Stored data
** Start **

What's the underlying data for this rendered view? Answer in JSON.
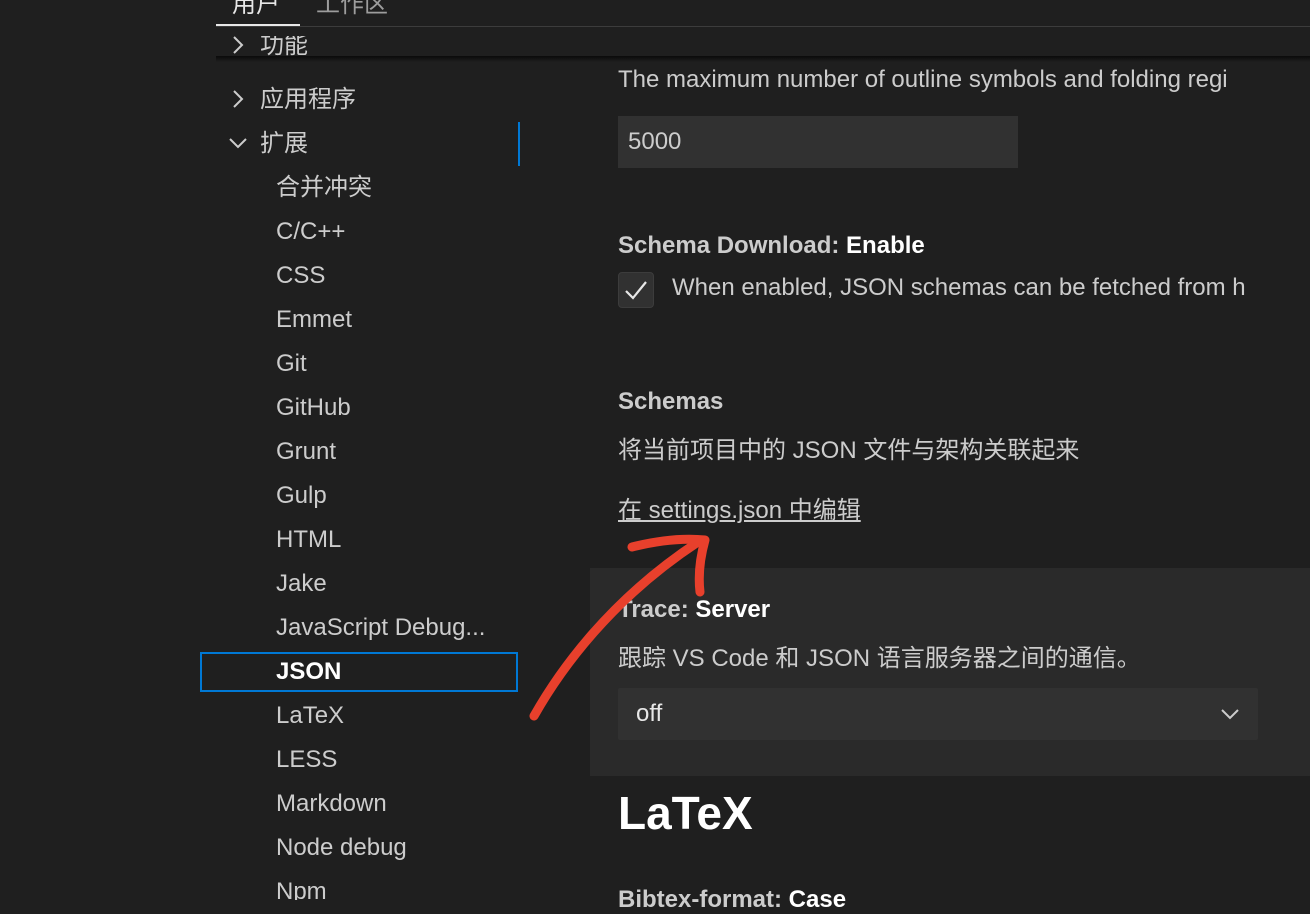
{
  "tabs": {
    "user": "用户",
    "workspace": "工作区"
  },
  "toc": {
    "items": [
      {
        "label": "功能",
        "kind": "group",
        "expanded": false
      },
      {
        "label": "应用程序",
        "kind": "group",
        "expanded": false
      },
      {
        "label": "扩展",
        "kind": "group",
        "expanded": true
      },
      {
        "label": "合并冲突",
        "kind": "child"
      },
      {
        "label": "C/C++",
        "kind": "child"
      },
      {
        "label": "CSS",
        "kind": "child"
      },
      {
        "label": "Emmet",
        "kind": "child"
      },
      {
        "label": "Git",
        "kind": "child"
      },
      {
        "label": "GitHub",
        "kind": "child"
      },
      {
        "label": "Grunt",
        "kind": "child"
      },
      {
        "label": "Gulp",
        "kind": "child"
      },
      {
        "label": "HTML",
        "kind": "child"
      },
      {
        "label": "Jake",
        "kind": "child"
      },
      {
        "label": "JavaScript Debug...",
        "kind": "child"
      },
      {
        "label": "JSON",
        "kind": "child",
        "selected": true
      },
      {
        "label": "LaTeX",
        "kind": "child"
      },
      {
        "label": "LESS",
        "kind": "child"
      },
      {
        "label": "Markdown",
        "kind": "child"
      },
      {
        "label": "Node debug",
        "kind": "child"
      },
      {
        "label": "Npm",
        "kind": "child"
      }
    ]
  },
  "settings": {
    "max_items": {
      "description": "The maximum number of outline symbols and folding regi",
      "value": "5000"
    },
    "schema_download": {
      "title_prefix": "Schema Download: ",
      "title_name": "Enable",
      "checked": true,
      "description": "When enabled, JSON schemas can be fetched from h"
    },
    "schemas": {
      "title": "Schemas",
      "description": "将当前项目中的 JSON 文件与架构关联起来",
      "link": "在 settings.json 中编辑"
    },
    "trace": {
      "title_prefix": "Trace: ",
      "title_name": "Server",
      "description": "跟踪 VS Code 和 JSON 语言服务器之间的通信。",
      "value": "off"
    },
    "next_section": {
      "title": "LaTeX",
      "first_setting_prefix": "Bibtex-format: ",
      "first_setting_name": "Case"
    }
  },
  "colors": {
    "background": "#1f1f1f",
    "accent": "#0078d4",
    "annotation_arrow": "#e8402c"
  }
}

** End **
** Start **

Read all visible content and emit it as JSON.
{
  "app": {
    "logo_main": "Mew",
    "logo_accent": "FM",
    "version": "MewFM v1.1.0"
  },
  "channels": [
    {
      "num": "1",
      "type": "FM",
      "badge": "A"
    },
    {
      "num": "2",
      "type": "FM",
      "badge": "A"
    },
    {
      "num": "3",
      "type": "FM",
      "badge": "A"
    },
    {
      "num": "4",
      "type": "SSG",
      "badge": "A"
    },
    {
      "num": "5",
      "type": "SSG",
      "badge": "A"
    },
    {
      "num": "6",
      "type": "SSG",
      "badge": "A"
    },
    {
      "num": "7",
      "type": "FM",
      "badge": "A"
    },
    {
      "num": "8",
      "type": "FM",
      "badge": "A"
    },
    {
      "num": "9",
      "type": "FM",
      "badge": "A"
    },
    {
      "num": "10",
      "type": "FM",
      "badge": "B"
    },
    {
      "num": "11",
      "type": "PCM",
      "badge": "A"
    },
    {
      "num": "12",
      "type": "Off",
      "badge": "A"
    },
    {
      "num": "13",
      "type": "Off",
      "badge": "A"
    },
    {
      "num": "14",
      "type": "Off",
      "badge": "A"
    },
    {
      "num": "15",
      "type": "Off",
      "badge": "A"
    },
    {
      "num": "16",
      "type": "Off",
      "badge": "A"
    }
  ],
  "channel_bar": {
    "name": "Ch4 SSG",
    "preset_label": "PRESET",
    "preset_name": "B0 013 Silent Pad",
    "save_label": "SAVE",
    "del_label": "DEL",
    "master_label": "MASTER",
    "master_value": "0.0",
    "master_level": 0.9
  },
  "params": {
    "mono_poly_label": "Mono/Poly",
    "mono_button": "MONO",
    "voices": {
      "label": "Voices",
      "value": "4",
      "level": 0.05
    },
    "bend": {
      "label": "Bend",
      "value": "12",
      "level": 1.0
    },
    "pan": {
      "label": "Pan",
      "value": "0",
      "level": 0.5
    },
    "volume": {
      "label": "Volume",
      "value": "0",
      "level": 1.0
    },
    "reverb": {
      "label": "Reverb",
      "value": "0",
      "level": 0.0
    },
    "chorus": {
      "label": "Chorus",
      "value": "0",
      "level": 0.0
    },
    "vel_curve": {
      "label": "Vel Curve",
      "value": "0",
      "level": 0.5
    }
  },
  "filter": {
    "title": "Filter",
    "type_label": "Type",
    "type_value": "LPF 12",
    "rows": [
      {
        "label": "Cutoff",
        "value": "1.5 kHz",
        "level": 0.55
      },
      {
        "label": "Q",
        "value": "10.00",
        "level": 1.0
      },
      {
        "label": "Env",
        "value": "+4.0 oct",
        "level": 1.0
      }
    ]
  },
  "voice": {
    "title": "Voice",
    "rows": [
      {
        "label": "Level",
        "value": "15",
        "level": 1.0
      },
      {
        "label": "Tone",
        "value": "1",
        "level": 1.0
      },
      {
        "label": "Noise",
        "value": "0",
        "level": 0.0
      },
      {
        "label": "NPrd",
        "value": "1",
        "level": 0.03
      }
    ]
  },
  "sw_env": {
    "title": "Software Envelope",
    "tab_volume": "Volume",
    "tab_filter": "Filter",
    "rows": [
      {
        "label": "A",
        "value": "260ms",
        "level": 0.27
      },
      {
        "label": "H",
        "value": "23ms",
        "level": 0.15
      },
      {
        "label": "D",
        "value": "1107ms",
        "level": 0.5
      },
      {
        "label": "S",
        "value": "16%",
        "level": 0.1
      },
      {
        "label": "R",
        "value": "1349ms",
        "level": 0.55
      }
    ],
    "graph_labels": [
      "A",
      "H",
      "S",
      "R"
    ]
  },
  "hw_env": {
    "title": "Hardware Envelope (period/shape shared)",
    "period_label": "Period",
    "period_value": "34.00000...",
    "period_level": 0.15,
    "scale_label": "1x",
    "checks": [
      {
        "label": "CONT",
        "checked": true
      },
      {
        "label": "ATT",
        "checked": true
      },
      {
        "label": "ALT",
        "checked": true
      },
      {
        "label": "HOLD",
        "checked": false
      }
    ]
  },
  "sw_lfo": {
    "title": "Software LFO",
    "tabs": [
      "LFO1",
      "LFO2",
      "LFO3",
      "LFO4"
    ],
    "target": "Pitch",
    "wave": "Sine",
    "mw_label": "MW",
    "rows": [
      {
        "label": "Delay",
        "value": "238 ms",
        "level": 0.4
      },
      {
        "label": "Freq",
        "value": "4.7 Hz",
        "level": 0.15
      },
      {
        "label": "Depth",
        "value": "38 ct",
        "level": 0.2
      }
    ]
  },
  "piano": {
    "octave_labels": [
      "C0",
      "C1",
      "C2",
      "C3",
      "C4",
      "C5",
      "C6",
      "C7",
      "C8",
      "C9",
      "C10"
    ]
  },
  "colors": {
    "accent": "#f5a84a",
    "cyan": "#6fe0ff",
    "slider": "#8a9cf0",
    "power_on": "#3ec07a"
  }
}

** End **
** Start **

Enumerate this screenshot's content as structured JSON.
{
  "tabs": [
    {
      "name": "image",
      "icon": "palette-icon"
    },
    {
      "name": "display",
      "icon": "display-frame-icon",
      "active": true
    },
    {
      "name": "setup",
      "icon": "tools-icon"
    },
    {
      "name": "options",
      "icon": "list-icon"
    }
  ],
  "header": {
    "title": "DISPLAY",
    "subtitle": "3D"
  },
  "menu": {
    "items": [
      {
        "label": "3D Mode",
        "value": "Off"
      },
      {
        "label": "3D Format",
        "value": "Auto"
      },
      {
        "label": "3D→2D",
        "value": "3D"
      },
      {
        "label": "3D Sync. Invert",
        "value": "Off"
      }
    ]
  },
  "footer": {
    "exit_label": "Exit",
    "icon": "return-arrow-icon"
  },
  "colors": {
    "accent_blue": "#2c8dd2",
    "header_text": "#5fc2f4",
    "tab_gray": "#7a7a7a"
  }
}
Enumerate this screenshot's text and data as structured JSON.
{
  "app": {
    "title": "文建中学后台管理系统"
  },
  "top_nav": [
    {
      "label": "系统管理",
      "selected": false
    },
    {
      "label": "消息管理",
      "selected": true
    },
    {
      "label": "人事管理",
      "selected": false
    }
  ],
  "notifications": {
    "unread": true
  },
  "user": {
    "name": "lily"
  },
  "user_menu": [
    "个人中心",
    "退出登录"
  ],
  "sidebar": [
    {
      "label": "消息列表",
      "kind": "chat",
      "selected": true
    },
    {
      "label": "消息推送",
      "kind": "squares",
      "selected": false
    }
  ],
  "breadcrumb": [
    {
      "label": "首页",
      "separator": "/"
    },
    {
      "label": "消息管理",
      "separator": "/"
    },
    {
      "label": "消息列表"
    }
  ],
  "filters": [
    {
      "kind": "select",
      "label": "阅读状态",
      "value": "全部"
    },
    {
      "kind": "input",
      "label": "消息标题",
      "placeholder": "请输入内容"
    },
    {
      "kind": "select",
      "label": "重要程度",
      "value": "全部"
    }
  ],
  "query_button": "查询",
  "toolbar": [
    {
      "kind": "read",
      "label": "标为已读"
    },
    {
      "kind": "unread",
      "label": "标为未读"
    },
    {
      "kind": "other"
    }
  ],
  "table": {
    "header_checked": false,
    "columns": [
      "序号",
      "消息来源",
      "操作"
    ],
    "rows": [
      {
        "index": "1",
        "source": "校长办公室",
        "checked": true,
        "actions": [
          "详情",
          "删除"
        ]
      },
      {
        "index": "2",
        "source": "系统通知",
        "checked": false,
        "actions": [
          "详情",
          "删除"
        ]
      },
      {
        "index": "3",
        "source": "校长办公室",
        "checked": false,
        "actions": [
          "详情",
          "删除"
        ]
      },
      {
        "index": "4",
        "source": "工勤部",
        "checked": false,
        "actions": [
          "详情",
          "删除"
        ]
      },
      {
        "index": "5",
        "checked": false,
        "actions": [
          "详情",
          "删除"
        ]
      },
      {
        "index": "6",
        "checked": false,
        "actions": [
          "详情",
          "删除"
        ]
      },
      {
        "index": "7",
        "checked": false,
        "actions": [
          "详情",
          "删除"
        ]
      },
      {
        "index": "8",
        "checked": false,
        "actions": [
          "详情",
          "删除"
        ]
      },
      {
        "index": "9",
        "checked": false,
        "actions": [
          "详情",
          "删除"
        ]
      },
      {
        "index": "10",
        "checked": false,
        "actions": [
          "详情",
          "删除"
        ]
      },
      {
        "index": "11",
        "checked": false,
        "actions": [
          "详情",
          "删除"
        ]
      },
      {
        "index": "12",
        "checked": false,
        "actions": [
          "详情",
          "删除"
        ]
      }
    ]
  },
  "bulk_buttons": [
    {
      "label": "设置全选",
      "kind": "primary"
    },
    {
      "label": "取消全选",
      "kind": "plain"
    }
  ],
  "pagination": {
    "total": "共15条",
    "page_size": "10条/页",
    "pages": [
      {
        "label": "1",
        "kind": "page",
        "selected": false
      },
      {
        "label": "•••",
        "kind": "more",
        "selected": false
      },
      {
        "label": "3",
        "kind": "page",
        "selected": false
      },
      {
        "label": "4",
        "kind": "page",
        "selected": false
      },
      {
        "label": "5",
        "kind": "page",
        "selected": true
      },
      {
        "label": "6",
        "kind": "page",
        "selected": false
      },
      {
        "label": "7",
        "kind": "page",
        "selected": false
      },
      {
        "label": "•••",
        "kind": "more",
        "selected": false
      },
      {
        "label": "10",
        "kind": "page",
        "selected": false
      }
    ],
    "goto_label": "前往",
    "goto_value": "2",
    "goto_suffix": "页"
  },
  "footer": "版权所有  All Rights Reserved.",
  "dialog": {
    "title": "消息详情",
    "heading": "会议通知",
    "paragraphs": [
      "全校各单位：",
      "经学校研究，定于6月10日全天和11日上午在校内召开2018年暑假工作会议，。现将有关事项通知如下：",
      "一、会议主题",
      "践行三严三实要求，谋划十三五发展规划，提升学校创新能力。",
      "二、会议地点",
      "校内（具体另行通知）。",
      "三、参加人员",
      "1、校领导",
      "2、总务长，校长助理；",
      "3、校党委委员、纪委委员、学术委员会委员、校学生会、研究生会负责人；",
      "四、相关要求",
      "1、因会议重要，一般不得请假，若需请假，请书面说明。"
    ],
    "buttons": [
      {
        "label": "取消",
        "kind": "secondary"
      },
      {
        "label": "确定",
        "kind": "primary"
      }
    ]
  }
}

** End **

### Short exercise
Which lines hold the word "screenshot"? Copy all of them.

### Result of this exercise
Enumerate this screenshot's content as structured JSON.
Enumerate this screenshot's text and data as structured JSON.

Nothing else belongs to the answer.